[What you will do] Transcribe the listing exactly, leaving out every picture.

[Data records]
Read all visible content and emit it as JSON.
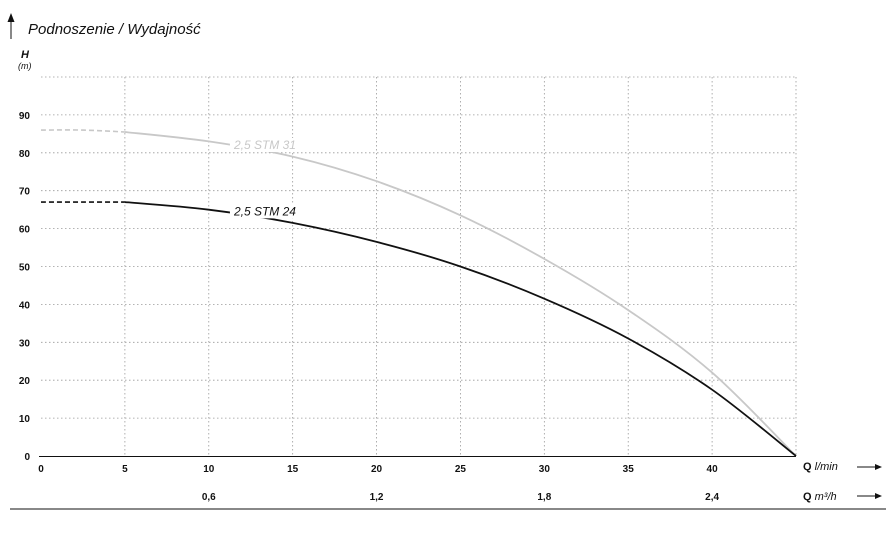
{
  "header": {
    "title": "Podnoszenie / Wydajność",
    "y_symbol": "H",
    "y_unit": "(m)"
  },
  "chart_data": {
    "type": "line",
    "title": "Podnoszenie / Wydajność",
    "ylabel": "H (m)",
    "xlabel": "Q l/min",
    "secondary_xlabel": "Q m³/h",
    "xlim": [
      0,
      45
    ],
    "ylim": [
      0,
      100
    ],
    "y_ticks": [
      0,
      10,
      20,
      30,
      40,
      50,
      60,
      70,
      80,
      90
    ],
    "x_ticks": [
      0,
      5,
      10,
      15,
      20,
      25,
      30,
      35,
      40
    ],
    "x_tick_labels": [
      "0",
      "5",
      "10",
      "15",
      "20",
      "25",
      "30",
      "35",
      "40"
    ],
    "secondary_x_ticks": [
      {
        "x": 10,
        "label": "0,6"
      },
      {
        "x": 20,
        "label": "1,2"
      },
      {
        "x": 30,
        "label": "1,8"
      },
      {
        "x": 40,
        "label": "2,4"
      }
    ],
    "grid": true,
    "series": [
      {
        "name": "2,5 STM 31",
        "color": "#c8c8c8",
        "label_at": [
          11.5,
          81
        ],
        "dashed_until": 5,
        "x": [
          0,
          2.5,
          5,
          10,
          15,
          20,
          25,
          30,
          35,
          40,
          45
        ],
        "y": [
          86,
          86,
          85.5,
          83,
          79,
          72.5,
          63.5,
          52,
          38.5,
          22,
          0
        ]
      },
      {
        "name": "2,5 STM 24",
        "color": "#111111",
        "label_at": [
          11.5,
          63.5
        ],
        "dashed_until": 5,
        "x": [
          0,
          2.5,
          5,
          10,
          15,
          20,
          25,
          30,
          35,
          40,
          45
        ],
        "y": [
          67,
          67,
          67,
          65,
          61.5,
          56.5,
          50,
          41.5,
          31,
          17.5,
          0
        ]
      }
    ]
  }
}
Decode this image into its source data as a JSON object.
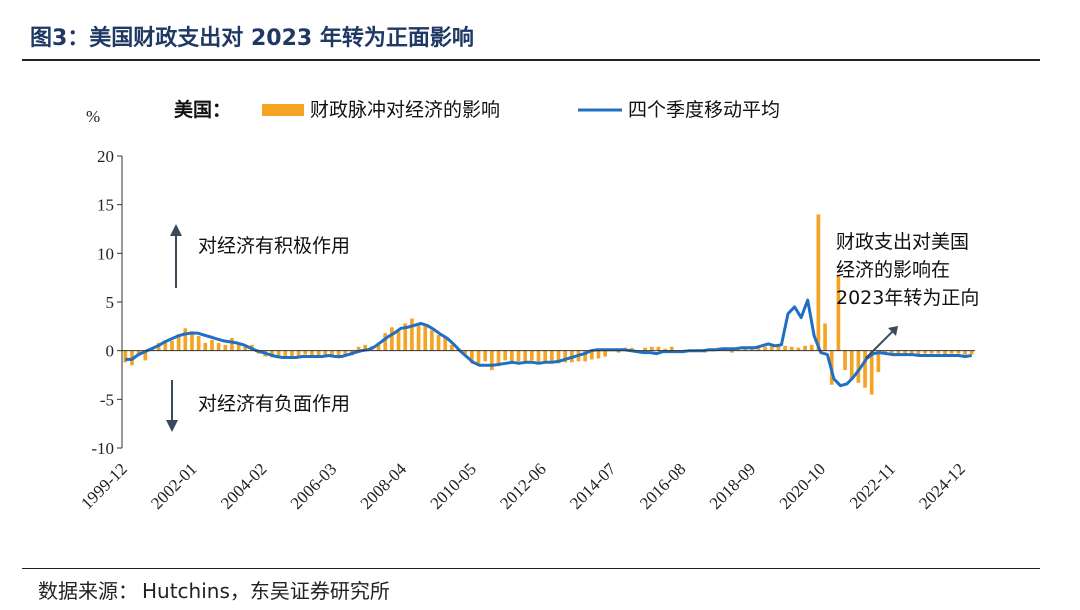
{
  "header": {
    "title": "图3：美国财政支出对 2023 年转为正面影响"
  },
  "footer": {
    "source_label": "数据来源：",
    "source_text": "Hutchins，东吴证券研究所"
  },
  "colors": {
    "bar": "#f4a322",
    "line": "#1f6fc5",
    "title": "#1f3864",
    "axis": "#333333",
    "arrow": "#3a4a5a"
  },
  "chart_data": {
    "type": "bar+line",
    "title": "图3：美国财政支出对 2023 年转为正面影响",
    "ylabel": "%",
    "ylim": [
      -10,
      20
    ],
    "yticks": [
      20,
      15,
      10,
      5,
      0,
      -5,
      -10
    ],
    "grid": false,
    "legend": {
      "position": "top",
      "prefix": "美国：",
      "entries": [
        "财政脉冲对经济的影响",
        "四个季度移动平均"
      ]
    },
    "x_tick_labels": [
      "1999-12",
      "2002-01",
      "2004-02",
      "2006-03",
      "2008-04",
      "2010-05",
      "2012-06",
      "2014-07",
      "2016-08",
      "2018-09",
      "2020-10",
      "2022-11",
      "2024-12"
    ],
    "annotations": {
      "positive": "对经济有积极作用",
      "negative": "对经济有负面作用",
      "callout": [
        "财政支出对美国",
        "经济的影响在",
        "2023年转为正向"
      ]
    },
    "series": [
      {
        "name": "财政脉冲对经济的影响",
        "kind": "bar",
        "values": [
          -1.2,
          -1.5,
          -0.3,
          -1.0,
          0.3,
          0.8,
          1.0,
          1.0,
          1.7,
          2.3,
          2.0,
          1.5,
          0.8,
          1.1,
          0.8,
          0.6,
          1.3,
          0.8,
          0.4,
          0.6,
          -0.3,
          -0.6,
          -0.7,
          -0.6,
          -0.6,
          -0.8,
          -0.7,
          -0.4,
          -0.6,
          -0.6,
          -0.5,
          -0.4,
          -0.8,
          -0.4,
          -0.5,
          0.4,
          0.6,
          0.4,
          0.6,
          1.8,
          2.4,
          2.0,
          2.8,
          3.3,
          2.8,
          2.5,
          2.1,
          1.6,
          1.3,
          0.6,
          0.1,
          -0.3,
          -1.3,
          -1.3,
          -1.1,
          -2.0,
          -1.6,
          -1.0,
          -1.3,
          -1.1,
          -1.3,
          -1.0,
          -1.2,
          -1.1,
          -1.3,
          -1.3,
          -1.2,
          -1.2,
          -1.1,
          -1.1,
          -0.9,
          -0.8,
          -0.6,
          0.1,
          -0.2,
          0.3,
          0.3,
          -0.1,
          0.3,
          0.4,
          0.4,
          0.2,
          0.4,
          -0.2,
          0.1,
          0.1,
          0.1,
          -0.2,
          0.0,
          0.3,
          0.2,
          -0.2,
          0.1,
          0.3,
          0.3,
          0.3,
          0.4,
          0.5,
          0.5,
          0.5,
          0.4,
          0.3,
          0.5,
          0.6,
          14.0,
          2.8,
          -3.5,
          7.8,
          -2.0,
          -3.0,
          -3.3,
          -3.8,
          -4.5,
          -2.2,
          -0.3,
          -0.4,
          -0.3,
          -0.3,
          -0.4,
          -0.4,
          -0.3,
          -0.3,
          -0.3,
          -0.4,
          -0.3,
          -0.3,
          -0.4,
          -0.4
        ]
      },
      {
        "name": "四个季度移动平均",
        "kind": "line",
        "values": [
          -0.9,
          -0.9,
          -0.4,
          -0.1,
          0.2,
          0.5,
          0.9,
          1.2,
          1.5,
          1.7,
          1.8,
          1.8,
          1.6,
          1.4,
          1.2,
          1.0,
          0.9,
          0.8,
          0.6,
          0.3,
          0.0,
          -0.2,
          -0.4,
          -0.6,
          -0.7,
          -0.7,
          -0.7,
          -0.6,
          -0.6,
          -0.6,
          -0.6,
          -0.5,
          -0.6,
          -0.6,
          -0.4,
          -0.2,
          0.0,
          0.1,
          0.4,
          0.9,
          1.4,
          1.8,
          2.3,
          2.4,
          2.6,
          2.8,
          2.6,
          2.2,
          1.7,
          1.3,
          0.7,
          0.0,
          -0.6,
          -1.2,
          -1.5,
          -1.5,
          -1.5,
          -1.4,
          -1.3,
          -1.2,
          -1.3,
          -1.2,
          -1.2,
          -1.3,
          -1.2,
          -1.2,
          -1.1,
          -0.9,
          -0.7,
          -0.5,
          -0.3,
          0.0,
          0.1,
          0.1,
          0.1,
          0.1,
          0.1,
          0.0,
          -0.1,
          -0.2,
          -0.2,
          -0.3,
          -0.1,
          -0.1,
          -0.1,
          -0.1,
          0.0,
          0.0,
          0.0,
          0.1,
          0.1,
          0.2,
          0.2,
          0.2,
          0.3,
          0.3,
          0.3,
          0.5,
          0.7,
          0.5,
          0.6,
          3.8,
          4.5,
          3.4,
          5.2,
          1.5,
          -0.2,
          -0.4,
          -2.9,
          -3.6,
          -3.4,
          -2.7,
          -1.8,
          -0.8,
          -0.3,
          -0.2,
          -0.3,
          -0.4,
          -0.4,
          -0.4,
          -0.4,
          -0.5,
          -0.5,
          -0.5,
          -0.5,
          -0.5,
          -0.5,
          -0.5,
          -0.6,
          -0.5
        ]
      }
    ]
  }
}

[Task output]
Read all visible content and emit it as JSON.
{
  "header": {
    "title": "Podnoszenie / Wydajność",
    "y_symbol": "H",
    "y_unit": "(m)"
  },
  "chart_data": {
    "type": "line",
    "title": "Podnoszenie / Wydajność",
    "ylabel": "H (m)",
    "xlabel": "Q l/min",
    "secondary_xlabel": "Q m³/h",
    "xlim": [
      0,
      45
    ],
    "ylim": [
      0,
      100
    ],
    "y_ticks": [
      0,
      10,
      20,
      30,
      40,
      50,
      60,
      70,
      80,
      90
    ],
    "x_ticks": [
      0,
      5,
      10,
      15,
      20,
      25,
      30,
      35,
      40
    ],
    "x_tick_labels": [
      "0",
      "5",
      "10",
      "15",
      "20",
      "25",
      "30",
      "35",
      "40"
    ],
    "secondary_x_ticks": [
      {
        "x": 10,
        "label": "0,6"
      },
      {
        "x": 20,
        "label": "1,2"
      },
      {
        "x": 30,
        "label": "1,8"
      },
      {
        "x": 40,
        "label": "2,4"
      }
    ],
    "grid": true,
    "series": [
      {
        "name": "2,5 STM 31",
        "color": "#c8c8c8",
        "label_at": [
          11.5,
          81
        ],
        "dashed_until": 5,
        "x": [
          0,
          2.5,
          5,
          10,
          15,
          20,
          25,
          30,
          35,
          40,
          45
        ],
        "y": [
          86,
          86,
          85.5,
          83,
          79,
          72.5,
          63.5,
          52,
          38.5,
          22,
          0
        ]
      },
      {
        "name": "2,5 STM 24",
        "color": "#111111",
        "label_at": [
          11.5,
          63.5
        ],
        "dashed_until": 5,
        "x": [
          0,
          2.5,
          5,
          10,
          15,
          20,
          25,
          30,
          35,
          40,
          45
        ],
        "y": [
          67,
          67,
          67,
          65,
          61.5,
          56.5,
          50,
          41.5,
          31,
          17.5,
          0
        ]
      }
    ]
  }
}
Decode this image into its source data as a JSON object.
{
  "header": {
    "title": "图3：美国财政支出对 2023 年转为正面影响"
  },
  "footer": {
    "source_label": "数据来源：",
    "source_text": "Hutchins，东吴证券研究所"
  },
  "colors": {
    "bar": "#f4a322",
    "line": "#1f6fc5",
    "title": "#1f3864",
    "axis": "#333333",
    "arrow": "#3a4a5a"
  },
  "chart_data": {
    "type": "bar+line",
    "title": "图3：美国财政支出对 2023 年转为正面影响",
    "ylabel": "%",
    "ylim": [
      -10,
      20
    ],
    "yticks": [
      20,
      15,
      10,
      5,
      0,
      -5,
      -10
    ],
    "grid": false,
    "legend": {
      "position": "top",
      "prefix": "美国：",
      "entries": [
        "财政脉冲对经济的影响",
        "四个季度移动平均"
      ]
    },
    "x_tick_labels": [
      "1999-12",
      "2002-01",
      "2004-02",
      "2006-03",
      "2008-04",
      "2010-05",
      "2012-06",
      "2014-07",
      "2016-08",
      "2018-09",
      "2020-10",
      "2022-11",
      "2024-12"
    ],
    "annotations": {
      "positive": "对经济有积极作用",
      "negative": "对经济有负面作用",
      "callout": [
        "财政支出对美国",
        "经济的影响在",
        "2023年转为正向"
      ]
    },
    "series": [
      {
        "name": "财政脉冲对经济的影响",
        "kind": "bar",
        "values": [
          -1.2,
          -1.5,
          -0.3,
          -1.0,
          0.3,
          0.8,
          1.0,
          1.0,
          1.7,
          2.3,
          2.0,
          1.5,
          0.8,
          1.1,
          0.8,
          0.6,
          1.3,
          0.8,
          0.4,
          0.6,
          -0.3,
          -0.6,
          -0.7,
          -0.6,
          -0.6,
          -0.8,
          -0.7,
          -0.4,
          -0.6,
          -0.6,
          -0.5,
          -0.4,
          -0.8,
          -0.4,
          -0.5,
          0.4,
          0.6,
          0.4,
          0.6,
          1.8,
          2.4,
          2.0,
          2.8,
          3.3,
          2.8,
          2.5,
          2.1,
          1.6,
          1.3,
          0.6,
          0.1,
          -0.3,
          -1.3,
          -1.3,
          -1.1,
          -2.0,
          -1.6,
          -1.0,
          -1.3,
          -1.1,
          -1.3,
          -1.0,
          -1.2,
          -1.1,
          -1.3,
          -1.3,
          -1.2,
          -1.2,
          -1.1,
          -1.1,
          -0.9,
          -0.8,
          -0.6,
          0.1,
          -0.2,
          0.3,
          0.3,
          -0.1,
          0.3,
          0.4,
          0.4,
          0.2,
          0.4,
          -0.2,
          0.1,
          0.1,
          0.1,
          -0.2,
          0.0,
          0.3,
          0.2,
          -0.2,
          0.1,
          0.3,
          0.3,
          0.3,
          0.4,
          0.5,
          0.5,
          0.5,
          0.4,
          0.3,
          0.5,
          0.6,
          14.0,
          2.8,
          -3.5,
          7.8,
          -2.0,
          -3.0,
          -3.3,
          -3.8,
          -4.5,
          -2.2,
          -0.3,
          -0.4,
          -0.3,
          -0.3,
          -0.4,
          -0.4,
          -0.3,
          -0.3,
          -0.3,
          -0.4,
          -0.3,
          -0.3,
          -0.4,
          -0.4
        ]
      },
      {
        "name": "四个季度移动平均",
        "kind": "line",
        "values": [
          -0.9,
          -0.9,
          -0.4,
          -0.1,
          0.2,
          0.5,
          0.9,
          1.2,
          1.5,
          1.7,
          1.8,
          1.8,
          1.6,
          1.4,
          1.2,
          1.0,
          0.9,
          0.8,
          0.6,
          0.3,
          0.0,
          -0.2,
          -0.4,
          -0.6,
          -0.7,
          -0.7,
          -0.7,
          -0.6,
          -0.6,
          -0.6,
          -0.6,
          -0.5,
          -0.6,
          -0.6,
          -0.4,
          -0.2,
          0.0,
          0.1,
          0.4,
          0.9,
          1.4,
          1.8,
          2.3,
          2.4,
          2.6,
          2.8,
          2.6,
          2.2,
          1.7,
          1.3,
          0.7,
          0.0,
          -0.6,
          -1.2,
          -1.5,
          -1.5,
          -1.5,
          -1.4,
          -1.3,
          -1.2,
          -1.3,
          -1.2,
          -1.2,
          -1.3,
          -1.2,
          -1.2,
          -1.1,
          -0.9,
          -0.7,
          -0.5,
          -0.3,
          0.0,
          0.1,
          0.1,
          0.1,
          0.1,
          0.1,
          0.0,
          -0.1,
          -0.2,
          -0.2,
          -0.3,
          -0.1,
          -0.1,
          -0.1,
          -0.1,
          0.0,
          0.0,
          0.0,
          0.1,
          0.1,
          0.2,
          0.2,
          0.2,
          0.3,
          0.3,
          0.3,
          0.5,
          0.7,
          0.5,
          0.6,
          3.8,
          4.5,
          3.4,
          5.2,
          1.5,
          -0.2,
          -0.4,
          -2.9,
          -3.6,
          -3.4,
          -2.7,
          -1.8,
          -0.8,
          -0.3,
          -0.2,
          -0.3,
          -0.4,
          -0.4,
          -0.4,
          -0.4,
          -0.5,
          -0.5,
          -0.5,
          -0.5,
          -0.5,
          -0.5,
          -0.5,
          -0.6,
          -0.5
        ]
      }
    ]
  }
}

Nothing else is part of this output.